§ **PROBLEM DETAILS**:
State how many lines include "круиза", giving the number by itself.

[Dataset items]
*-*-*
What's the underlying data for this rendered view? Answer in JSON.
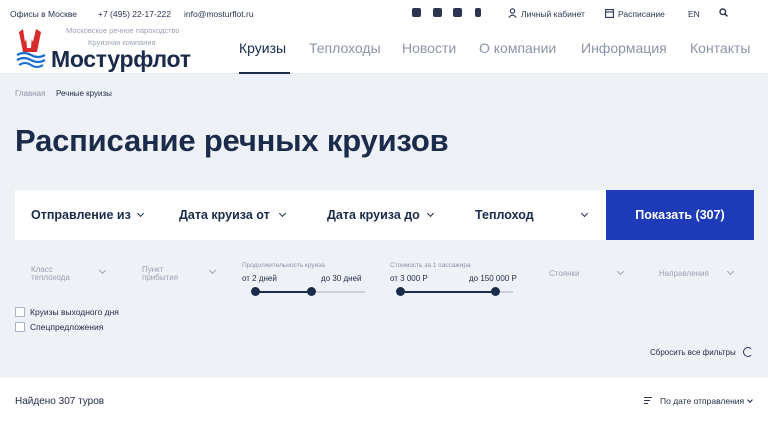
{
  "topbar": {
    "offices": "Офисы в Москве",
    "phone": "+7 (495) 22-17-222",
    "email": "info@mosturflot.ru",
    "account": "Личный кабинет",
    "schedule": "Расписание",
    "lang": "EN"
  },
  "logo": {
    "line1": "Московское речное пароходство",
    "line2": "Круизная компания",
    "name": "Мостурфлот"
  },
  "nav": [
    "Круизы",
    "Теплоходы",
    "Новости",
    "О компании",
    "Информация",
    "Контакты"
  ],
  "breadcrumb": [
    "Главная",
    "Речные круизы"
  ],
  "page_title": "Расписание речных круизов",
  "filters": {
    "departure": "Отправление из",
    "date_from": "Дата круиза от",
    "date_to": "Дата круиза до",
    "ship": "Теплоход",
    "show_button": "Показать (307)"
  },
  "secondary_filters": {
    "ship_class_l1": "Класс",
    "ship_class_l2": "теплохода",
    "arrival_l1": "Пункт",
    "arrival_l2": "прибытия",
    "duration_label": "Продолжительность круиза",
    "duration_from": "от 2 дней",
    "duration_to": "до 30 дней",
    "duration_min": 2,
    "duration_max": 30,
    "price_label": "Стоимость за 1 пассажира",
    "price_from": "от 3 000 Р",
    "price_to": "до 150 000 Р",
    "price_min": 3000,
    "price_max": 150000,
    "stops": "Стоянки",
    "directions": "Направления"
  },
  "checkboxes": [
    "Круизы выходного дня",
    "Спецпредложения"
  ],
  "reset": "Сбросить все фильтры",
  "results": {
    "found": "Найдено 307 туров",
    "sort": "По дате отправления"
  },
  "colors": {
    "accent": "#1d3bb8",
    "navy": "#1b2b4b",
    "background": "#eef1f6",
    "logo_red": "#d62b2b"
  },
  "icons": [
    "vk-icon",
    "telegram-icon",
    "youtube-icon",
    "odnoklassniki-icon",
    "user-icon",
    "calendar-icon",
    "search-icon",
    "chevron-down-icon",
    "refresh-icon",
    "sort-icon"
  ]
}
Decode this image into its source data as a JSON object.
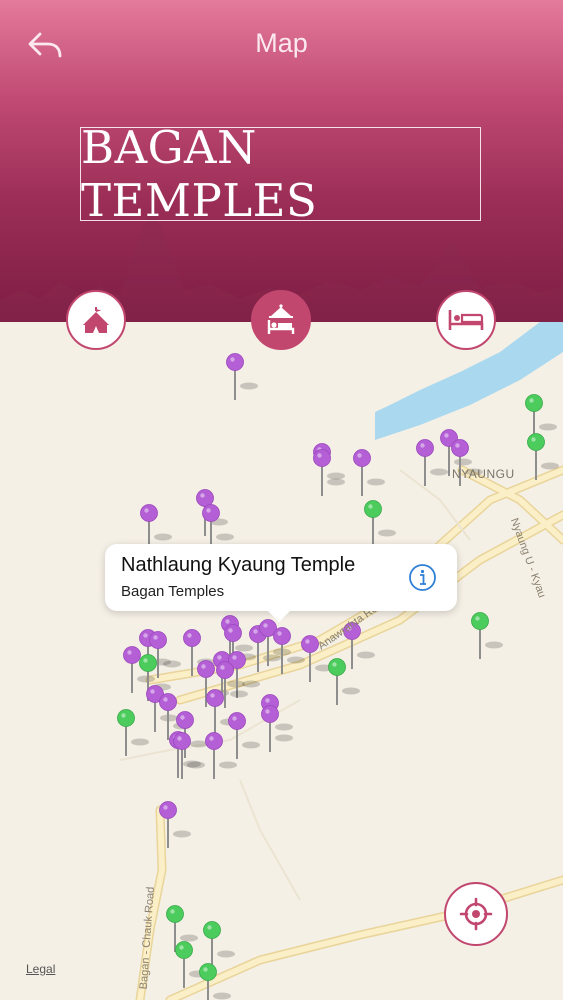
{
  "header": {
    "title": "Map",
    "banner_text": "BAGAN TEMPLES",
    "back_icon": "back-arrow-icon",
    "colors": {
      "primary": "#c2476f",
      "header_top": "#e47a9c",
      "header_bottom": "#7c1c43"
    }
  },
  "categories": [
    {
      "name": "attractions",
      "icon": "circus-tent-icon",
      "active": false
    },
    {
      "name": "hotels",
      "icon": "hotel-bell-bed-icon",
      "active": true
    },
    {
      "name": "lodging",
      "icon": "bed-icon",
      "active": false
    }
  ],
  "map": {
    "legal": "Legal",
    "labels": {
      "town": "NYAUNGU",
      "road_nyaung": "Nyaung U - Kyau",
      "road_anawrahta": "Anawrahta Road",
      "road_chauk": "Bagan - Chauk Road"
    },
    "colors": {
      "temple_pin": "#b55fd6",
      "hotel_pin": "#4ccc5c",
      "water": "#a9d8ef",
      "road": "#fae8b8"
    }
  },
  "callout": {
    "title": "Nathlaung Kyaung Temple",
    "subtitle": "Bagan Temples",
    "info_icon": "info-icon"
  },
  "locate_icon": "crosshair-location-icon"
}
*-*-*
§ **FINISHED ANSWER**:
3